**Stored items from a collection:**
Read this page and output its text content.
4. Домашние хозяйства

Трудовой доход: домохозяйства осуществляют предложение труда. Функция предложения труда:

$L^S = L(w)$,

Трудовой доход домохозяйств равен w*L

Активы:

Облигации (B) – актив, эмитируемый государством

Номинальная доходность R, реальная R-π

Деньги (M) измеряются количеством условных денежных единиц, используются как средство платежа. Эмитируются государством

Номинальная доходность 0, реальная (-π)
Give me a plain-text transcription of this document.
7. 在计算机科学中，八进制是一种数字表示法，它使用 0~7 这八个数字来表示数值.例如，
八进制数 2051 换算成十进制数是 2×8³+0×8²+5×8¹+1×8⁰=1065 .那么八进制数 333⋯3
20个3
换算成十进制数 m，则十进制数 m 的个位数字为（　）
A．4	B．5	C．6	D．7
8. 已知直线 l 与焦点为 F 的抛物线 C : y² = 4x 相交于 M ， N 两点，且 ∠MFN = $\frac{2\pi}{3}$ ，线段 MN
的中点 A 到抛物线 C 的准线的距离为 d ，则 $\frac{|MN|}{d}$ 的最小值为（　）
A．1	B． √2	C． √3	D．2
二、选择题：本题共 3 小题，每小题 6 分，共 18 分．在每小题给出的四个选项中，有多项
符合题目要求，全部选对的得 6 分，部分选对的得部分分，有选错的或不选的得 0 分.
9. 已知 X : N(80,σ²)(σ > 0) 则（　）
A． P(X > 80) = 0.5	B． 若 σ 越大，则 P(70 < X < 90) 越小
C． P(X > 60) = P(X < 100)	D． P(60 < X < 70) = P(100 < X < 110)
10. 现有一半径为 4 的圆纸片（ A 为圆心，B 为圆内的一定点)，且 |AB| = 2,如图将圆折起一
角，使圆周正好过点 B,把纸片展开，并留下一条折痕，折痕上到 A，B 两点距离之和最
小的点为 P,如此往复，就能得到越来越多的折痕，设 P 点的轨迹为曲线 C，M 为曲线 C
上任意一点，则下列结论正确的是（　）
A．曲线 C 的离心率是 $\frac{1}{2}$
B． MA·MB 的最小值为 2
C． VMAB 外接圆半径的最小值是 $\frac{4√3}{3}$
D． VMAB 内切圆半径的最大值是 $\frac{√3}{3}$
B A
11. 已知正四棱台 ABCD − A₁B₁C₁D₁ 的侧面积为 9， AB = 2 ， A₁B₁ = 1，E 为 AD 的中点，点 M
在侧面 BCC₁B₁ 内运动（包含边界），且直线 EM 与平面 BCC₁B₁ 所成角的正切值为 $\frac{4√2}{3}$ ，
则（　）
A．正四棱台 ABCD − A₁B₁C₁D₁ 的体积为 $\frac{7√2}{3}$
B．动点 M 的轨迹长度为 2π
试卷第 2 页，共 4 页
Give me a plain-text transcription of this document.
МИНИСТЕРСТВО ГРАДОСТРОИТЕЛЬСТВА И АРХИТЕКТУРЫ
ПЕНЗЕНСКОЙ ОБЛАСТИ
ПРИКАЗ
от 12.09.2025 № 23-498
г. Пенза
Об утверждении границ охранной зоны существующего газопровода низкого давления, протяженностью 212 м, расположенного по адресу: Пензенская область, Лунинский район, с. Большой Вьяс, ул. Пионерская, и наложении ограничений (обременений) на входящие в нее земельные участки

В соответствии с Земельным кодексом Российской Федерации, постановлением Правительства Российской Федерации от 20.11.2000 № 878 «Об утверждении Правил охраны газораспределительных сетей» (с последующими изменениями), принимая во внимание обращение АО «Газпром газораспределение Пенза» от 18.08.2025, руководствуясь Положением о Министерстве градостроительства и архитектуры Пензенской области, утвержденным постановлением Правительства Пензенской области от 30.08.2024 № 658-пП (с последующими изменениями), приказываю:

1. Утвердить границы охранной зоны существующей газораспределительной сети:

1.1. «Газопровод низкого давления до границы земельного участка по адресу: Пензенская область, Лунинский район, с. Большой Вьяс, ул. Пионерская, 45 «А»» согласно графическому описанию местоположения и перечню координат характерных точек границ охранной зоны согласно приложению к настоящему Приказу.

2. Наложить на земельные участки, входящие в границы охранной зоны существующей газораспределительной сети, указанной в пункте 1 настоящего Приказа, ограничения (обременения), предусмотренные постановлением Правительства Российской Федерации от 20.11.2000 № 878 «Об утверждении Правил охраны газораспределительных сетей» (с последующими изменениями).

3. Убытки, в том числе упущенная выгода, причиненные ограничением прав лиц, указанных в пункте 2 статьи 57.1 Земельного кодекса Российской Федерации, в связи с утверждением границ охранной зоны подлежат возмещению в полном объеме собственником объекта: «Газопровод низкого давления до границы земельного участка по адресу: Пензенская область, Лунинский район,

**Your goal:** Transcribe all lines as written.

**Complete output:**
Read this page and output its text content.
4. Домашние хозяйства

Трудовой доход: домохозяйства осуществляют предложение труда. Функция предложения труда:

$L^S = L(w)$,

Трудовой доход домохозяйств равен w*L

Активы:

Облигации (B) – актив, эмитируемый государством

Номинальная доходность R, реальная R-π

Деньги (M) измеряются количеством условных денежных единиц, используются как средство платежа. Эмитируются государством

Номинальная доходность 0, реальная (-π)
Give me a plain-text transcription of this document.
7. 在计算机科学中，八进制是一种数字表示法，它使用 0~7 这八个数字来表示数值.例如，
八进制数 2051 换算成十进制数是 2×8³+0×8²+5×8¹+1×8⁰=1065 .那么八进制数 333⋯3
20个3
换算成十进制数 m，则十进制数 m 的个位数字为（　）
A．4	B．5	C．6	D．7
8. 已知直线 l 与焦点为 F 的抛物线 C : y² = 4x 相交于 M ， N 两点，且 ∠MFN = $\frac{2\pi}{3}$ ，线段 MN
的中点 A 到抛物线 C 的准线的距离为 d ，则 $\frac{|MN|}{d}$ 的最小值为（　）
A．1	B． √2	C． √3	D．2
二、选择题：本题共 3 小题，每小题 6 分，共 18 分．在每小题给出的四个选项中，有多项
符合题目要求，全部选对的得 6 分，部分选对的得部分分，有选错的或不选的得 0 分.
9. 已知 X : N(80,σ²)(σ > 0) 则（　）
A． P(X > 80) = 0.5	B． 若 σ 越大，则 P(70 < X < 90) 越小
C． P(X > 60) = P(X < 100)	D． P(60 < X < 70) = P(100 < X < 110)
10. 现有一半径为 4 的圆纸片（ A 为圆心，B 为圆内的一定点)，且 |AB| = 2,如图将圆折起一
角，使圆周正好过点 B,把纸片展开，并留下一条折痕，折痕上到 A，B 两点距离之和最
小的点为 P,如此往复，就能得到越来越多的折痕，设 P 点的轨迹为曲线 C，M 为曲线 C
上任意一点，则下列结论正确的是（　）
A．曲线 C 的离心率是 $\frac{1}{2}$
B． MA·MB 的最小值为 2
C． VMAB 外接圆半径的最小值是 $\frac{4√3}{3}$
D． VMAB 内切圆半径的最大值是 $\frac{√3}{3}$
B A
11. 已知正四棱台 ABCD − A₁B₁C₁D₁ 的侧面积为 9， AB = 2 ， A₁B₁ = 1，E 为 AD 的中点，点 M
在侧面 BCC₁B₁ 内运动（包含边界），且直线 EM 与平面 BCC₁B₁ 所成角的正切值为 $\frac{4√2}{3}$ ，
则（　）
A．正四棱台 ABCD − A₁B₁C₁D₁ 的体积为 $\frac{7√2}{3}$
B．动点 M 的轨迹长度为 2π
试卷第 2 页，共 4 页
Give me a plain-text transcription of this document.
МИНИСТЕРСТВО ГРАДОСТРОИТЕЛЬСТВА И АРХИТЕКТУРЫ
ПЕНЗЕНСКОЙ ОБЛАСТИ
ПРИКАЗ
от 12.09.2025 № 23-498
г. Пенза
Об утверждении границ охранной зоны существующего газопровода низкого давления, протяженностью 212 м, расположенного по адресу: Пензенская область, Лунинский район, с. Большой Вьяс, ул. Пионерская, и наложении ограничений (обременений) на входящие в нее земельные участки

В соответствии с Земельным кодексом Российской Федерации, постановлением Правительства Российской Федерации от 20.11.2000 № 878 «Об утверждении Правил охраны газораспределительных сетей» (с последующими изменениями), принимая во внимание обращение АО «Газпром газораспределение Пенза» от 18.08.2025, руководствуясь Положением о Министерстве градостроительства и архитектуры Пензенской области, утвержденным постановлением Правительства Пензенской области от 30.08.2024 № 658-пП (с последующими изменениями), приказываю:

1. Утвердить границы охранной зоны существующей газораспределительной сети:

1.1. «Газопровод низкого давления до границы земельного участка по адресу: Пензенская область, Лунинский район, с. Большой Вьяс, ул. Пионерская, 45 «А»» согласно графическому описанию местоположения и перечню координат характерных точек границ охранной зоны согласно приложению к настоящему Приказу.

2. Наложить на земельные участки, входящие в границы охранной зоны существующей газораспределительной сети, указанной в пункте 1 настоящего Приказа, ограничения (обременения), предусмотренные постановлением Правительства Российской Федерации от 20.11.2000 № 878 «Об утверждении Правил охраны газораспределительных сетей» (с последующими изменениями).

3. Убытки, в том числе упущенная выгода, причиненные ограничением прав лиц, указанных в пункте 2 статьи 57.1 Земельного кодекса Российской Федерации, в связи с утверждением границ охранной зоны подлежат возмещению в полном объеме собственником объекта: «Газопровод низкого давления до границы земельного участка по адресу: Пензенская область, Лунинский район,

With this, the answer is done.